[start EXERCISE MATERIALS]

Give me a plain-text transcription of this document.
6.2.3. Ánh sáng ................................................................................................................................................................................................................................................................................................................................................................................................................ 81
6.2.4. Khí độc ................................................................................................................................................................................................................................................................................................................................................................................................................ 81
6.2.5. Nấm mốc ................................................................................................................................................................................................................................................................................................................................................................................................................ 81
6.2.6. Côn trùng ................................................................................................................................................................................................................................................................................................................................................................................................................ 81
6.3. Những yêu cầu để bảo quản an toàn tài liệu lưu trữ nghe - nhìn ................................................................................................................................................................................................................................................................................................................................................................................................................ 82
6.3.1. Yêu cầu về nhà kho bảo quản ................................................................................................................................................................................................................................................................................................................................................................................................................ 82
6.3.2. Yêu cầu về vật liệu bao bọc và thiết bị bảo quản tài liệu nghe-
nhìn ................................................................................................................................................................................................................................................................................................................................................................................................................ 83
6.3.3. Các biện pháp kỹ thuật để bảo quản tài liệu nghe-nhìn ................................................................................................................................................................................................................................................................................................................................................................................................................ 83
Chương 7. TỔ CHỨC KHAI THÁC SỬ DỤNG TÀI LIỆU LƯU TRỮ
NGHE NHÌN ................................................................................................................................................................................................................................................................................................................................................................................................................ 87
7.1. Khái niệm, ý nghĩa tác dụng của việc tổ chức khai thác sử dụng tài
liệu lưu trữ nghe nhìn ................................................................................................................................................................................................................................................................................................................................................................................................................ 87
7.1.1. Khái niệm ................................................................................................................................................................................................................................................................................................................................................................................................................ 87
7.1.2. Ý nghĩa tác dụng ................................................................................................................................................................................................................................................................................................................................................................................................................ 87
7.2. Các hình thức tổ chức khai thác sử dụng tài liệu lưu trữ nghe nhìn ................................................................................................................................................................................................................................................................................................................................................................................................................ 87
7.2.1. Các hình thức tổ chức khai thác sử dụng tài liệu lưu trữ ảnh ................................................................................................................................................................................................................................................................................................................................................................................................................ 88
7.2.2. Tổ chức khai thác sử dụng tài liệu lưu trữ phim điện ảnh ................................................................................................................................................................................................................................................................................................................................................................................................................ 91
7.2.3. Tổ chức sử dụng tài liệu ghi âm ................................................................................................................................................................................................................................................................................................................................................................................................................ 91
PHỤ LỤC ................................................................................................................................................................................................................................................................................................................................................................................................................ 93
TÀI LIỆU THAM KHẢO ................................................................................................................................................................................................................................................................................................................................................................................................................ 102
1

[end EXERCISE MATERIALS]

Type the material above out again, exactly.

* **ANSWER BELOW**
Give me a plain-text transcription of this document.
6.2.3. Ánh sáng ................................................................................................................................................................................................................................................................................................................................................................................................................ 81
6.2.4. Khí độc ................................................................................................................................................................................................................................................................................................................................................................................................................ 81
6.2.5. Nấm mốc ................................................................................................................................................................................................................................................................................................................................................................................................................ 81
6.2.6. Côn trùng ................................................................................................................................................................................................................................................................................................................................................................................................................ 81
6.3. Những yêu cầu để bảo quản an toàn tài liệu lưu trữ nghe - nhìn ................................................................................................................................................................................................................................................................................................................................................................................................................ 82
6.3.1. Yêu cầu về nhà kho bảo quản ................................................................................................................................................................................................................................................................................................................................................................................................................ 82
6.3.2. Yêu cầu về vật liệu bao bọc và thiết bị bảo quản tài liệu nghe-
nhìn ................................................................................................................................................................................................................................................................................................................................................................................................................ 83
6.3.3. Các biện pháp kỹ thuật để bảo quản tài liệu nghe-nhìn ................................................................................................................................................................................................................................................................................................................................................................................................................ 83
Chương 7. TỔ CHỨC KHAI THÁC SỬ DỤNG TÀI LIỆU LƯU TRỮ
NGHE NHÌN ................................................................................................................................................................................................................................................................................................................................................................................................................ 87
7.1. Khái niệm, ý nghĩa tác dụng của việc tổ chức khai thác sử dụng tài
liệu lưu trữ nghe nhìn ................................................................................................................................................................................................................................................................................................................................................................................................................ 87
7.1.1. Khái niệm ................................................................................................................................................................................................................................................................................................................................................................................................................ 87
7.1.2. Ý nghĩa tác dụng ................................................................................................................................................................................................................................................................................................................................................................................................................ 87
7.2. Các hình thức tổ chức khai thác sử dụng tài liệu lưu trữ nghe nhìn ................................................................................................................................................................................................................................................................................................................................................................................................................ 87
7.2.1. Các hình thức tổ chức khai thác sử dụng tài liệu lưu trữ ảnh ................................................................................................................................................................................................................................................................................................................................................................................................................ 88
7.2.2. Tổ chức khai thác sử dụng tài liệu lưu trữ phim điện ảnh ................................................................................................................................................................................................................................................................................................................................................................................................................ 91
7.2.3. Tổ chức sử dụng tài liệu ghi âm ................................................................................................................................................................................................................................................................................................................................................................................................................ 91
PHỤ LỤC ................................................................................................................................................................................................................................................................................................................................................................................................................ 93
TÀI LIỆU THAM KHẢO ................................................................................................................................................................................................................................................................................................................................................................................................................ 102
1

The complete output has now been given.